- **Stored data**
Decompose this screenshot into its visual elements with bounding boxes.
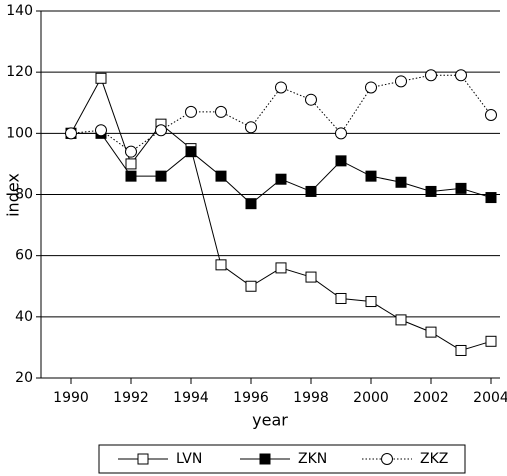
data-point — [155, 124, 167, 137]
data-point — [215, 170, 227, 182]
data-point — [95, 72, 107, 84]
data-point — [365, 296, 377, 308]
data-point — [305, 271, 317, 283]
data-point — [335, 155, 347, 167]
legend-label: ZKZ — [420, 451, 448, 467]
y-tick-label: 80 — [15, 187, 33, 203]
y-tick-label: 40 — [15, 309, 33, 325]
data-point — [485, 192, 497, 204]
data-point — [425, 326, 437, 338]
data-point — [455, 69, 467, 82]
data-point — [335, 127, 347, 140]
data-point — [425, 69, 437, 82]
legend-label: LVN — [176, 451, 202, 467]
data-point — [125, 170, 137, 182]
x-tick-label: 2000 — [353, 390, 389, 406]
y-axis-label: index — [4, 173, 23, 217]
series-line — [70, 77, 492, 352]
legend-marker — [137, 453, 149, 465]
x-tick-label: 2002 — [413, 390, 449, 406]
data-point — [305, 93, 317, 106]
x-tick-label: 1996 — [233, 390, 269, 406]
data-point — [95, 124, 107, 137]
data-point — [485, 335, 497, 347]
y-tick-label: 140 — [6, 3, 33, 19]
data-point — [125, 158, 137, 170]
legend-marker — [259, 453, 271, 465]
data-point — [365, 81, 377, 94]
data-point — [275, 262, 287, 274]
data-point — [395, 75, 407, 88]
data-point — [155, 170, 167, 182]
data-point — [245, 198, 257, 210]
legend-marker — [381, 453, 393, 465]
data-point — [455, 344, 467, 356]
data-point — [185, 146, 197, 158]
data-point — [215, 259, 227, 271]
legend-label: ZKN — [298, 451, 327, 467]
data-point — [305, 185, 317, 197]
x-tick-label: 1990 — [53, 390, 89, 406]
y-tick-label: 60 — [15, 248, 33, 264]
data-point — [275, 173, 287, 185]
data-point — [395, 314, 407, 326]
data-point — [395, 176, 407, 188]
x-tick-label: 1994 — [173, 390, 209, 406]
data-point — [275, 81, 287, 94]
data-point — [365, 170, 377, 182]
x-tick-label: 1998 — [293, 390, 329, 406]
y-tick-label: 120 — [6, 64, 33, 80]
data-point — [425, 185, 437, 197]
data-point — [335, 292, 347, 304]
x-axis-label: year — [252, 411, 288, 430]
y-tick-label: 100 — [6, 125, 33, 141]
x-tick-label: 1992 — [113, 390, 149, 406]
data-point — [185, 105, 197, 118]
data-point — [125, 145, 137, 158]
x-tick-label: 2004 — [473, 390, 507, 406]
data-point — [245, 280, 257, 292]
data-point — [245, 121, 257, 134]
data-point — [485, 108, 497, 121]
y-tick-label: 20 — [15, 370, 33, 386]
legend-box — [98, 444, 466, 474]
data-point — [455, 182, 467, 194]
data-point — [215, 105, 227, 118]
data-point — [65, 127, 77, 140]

...

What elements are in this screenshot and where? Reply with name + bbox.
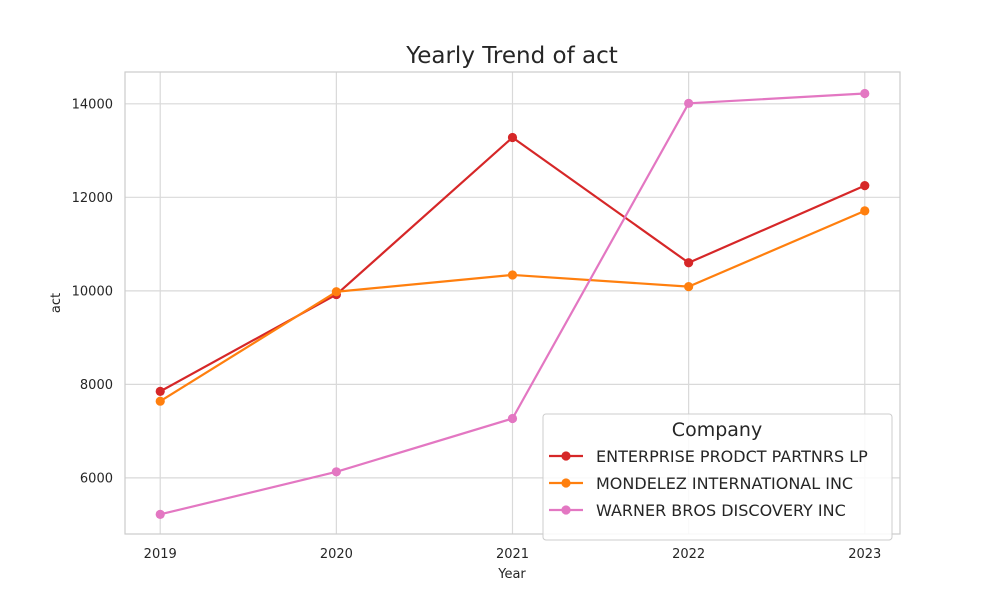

- **Aim of the task**
Copy out the data above word for word, from the line containing "Decompose this screenshot" up to and including the line containing "data-point — [335, 127, 347, 140]", and leave the pictures out of your answer.

- **Result below**
Decompose this screenshot into its visual elements with bounding boxes.
data-point — [155, 124, 167, 137]
data-point — [215, 170, 227, 182]
data-point — [95, 72, 107, 84]
data-point — [365, 296, 377, 308]
data-point — [305, 271, 317, 283]
data-point — [335, 155, 347, 167]
legend-label: ZKZ — [420, 451, 448, 467]
y-tick-label: 80 — [15, 187, 33, 203]
y-tick-label: 40 — [15, 309, 33, 325]
data-point — [485, 192, 497, 204]
data-point — [425, 326, 437, 338]
data-point — [455, 69, 467, 82]
data-point — [335, 127, 347, 140]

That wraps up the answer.